• **WHAT IS EXPECTED**
Return the whole listing, keeping every character the same.

• **RECORDS FOR THIS TASK**
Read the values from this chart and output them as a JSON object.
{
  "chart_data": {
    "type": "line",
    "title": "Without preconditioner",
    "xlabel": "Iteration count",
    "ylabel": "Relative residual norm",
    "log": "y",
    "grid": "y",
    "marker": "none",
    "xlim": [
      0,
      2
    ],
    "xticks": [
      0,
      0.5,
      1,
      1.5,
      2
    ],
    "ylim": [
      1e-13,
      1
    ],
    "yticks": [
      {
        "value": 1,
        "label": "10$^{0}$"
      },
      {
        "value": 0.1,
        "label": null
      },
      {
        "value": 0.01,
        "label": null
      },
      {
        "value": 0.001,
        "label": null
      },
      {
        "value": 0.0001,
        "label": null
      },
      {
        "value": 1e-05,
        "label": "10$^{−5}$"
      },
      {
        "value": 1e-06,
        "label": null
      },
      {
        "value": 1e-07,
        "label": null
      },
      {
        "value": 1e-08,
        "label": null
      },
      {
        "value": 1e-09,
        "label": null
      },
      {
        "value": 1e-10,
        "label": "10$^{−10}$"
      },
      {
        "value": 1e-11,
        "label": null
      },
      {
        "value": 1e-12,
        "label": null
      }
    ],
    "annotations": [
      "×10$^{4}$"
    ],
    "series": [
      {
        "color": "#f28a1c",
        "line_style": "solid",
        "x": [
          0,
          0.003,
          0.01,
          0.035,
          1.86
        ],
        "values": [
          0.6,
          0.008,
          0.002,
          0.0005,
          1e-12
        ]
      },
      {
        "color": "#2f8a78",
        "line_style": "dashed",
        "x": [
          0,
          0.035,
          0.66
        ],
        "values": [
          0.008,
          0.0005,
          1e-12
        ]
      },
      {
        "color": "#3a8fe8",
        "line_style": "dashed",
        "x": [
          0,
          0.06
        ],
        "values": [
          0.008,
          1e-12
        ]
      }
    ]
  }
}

• **SOLUTION FOR THIS TASK**
Read the values from this chart and output them as a JSON object.
{
  "chart_data": {
    "type": "line",
    "title": "Without preconditioner",
    "xlabel": "Iteration count",
    "ylabel": "Relative residual norm",
    "log": "y",
    "grid": "y",
    "marker": "none",
    "xlim": [
      0,
      2
    ],
    "xticks": [
      0,
      0.5,
      1,
      1.5,
      2
    ],
    "ylim": [
      1e-13,
      1
    ],
    "yticks": [
      {
        "value": 1,
        "label": "10$^{0}$"
      },
      {
        "value": 0.1,
        "label": null
      },
      {
        "value": 0.01,
        "label": null
      },
      {
        "value": 0.001,
        "label": null
      },
      {
        "value": 0.0001,
        "label": null
      },
      {
        "value": 1e-05,
        "label": "10$^{−5}$"
      },
      {
        "value": 1e-06,
        "label": null
      },
      {
        "value": 1e-07,
        "label": null
      },
      {
        "value": 1e-08,
        "label": null
      },
      {
        "value": 1e-09,
        "label": null
      },
      {
        "value": 1e-10,
        "label": "10$^{−10}$"
      },
      {
        "value": 1e-11,
        "label": null
      },
      {
        "value": 1e-12,
        "label": null
      }
    ],
    "annotations": [
      "×10$^{4}$"
    ],
    "series": [
      {
        "color": "#f28a1c",
        "line_style": "solid",
        "x": [
          0,
          0.003,
          0.01,
          0.035,
          1.86
        ],
        "values": [
          0.6,
          0.008,
          0.002,
          0.0005,
          1e-12
        ]
      },
      {
        "color": "#2f8a78",
        "line_style": "dashed",
        "x": [
          0,
          0.035,
          0.66
        ],
        "values": [
          0.008,
          0.0005,
          1e-12
        ]
      },
      {
        "color": "#3a8fe8",
        "line_style": "dashed",
        "x": [
          0,
          0.06
        ],
        "values": [
          0.008,
          1e-12
        ]
      }
    ]
  }
}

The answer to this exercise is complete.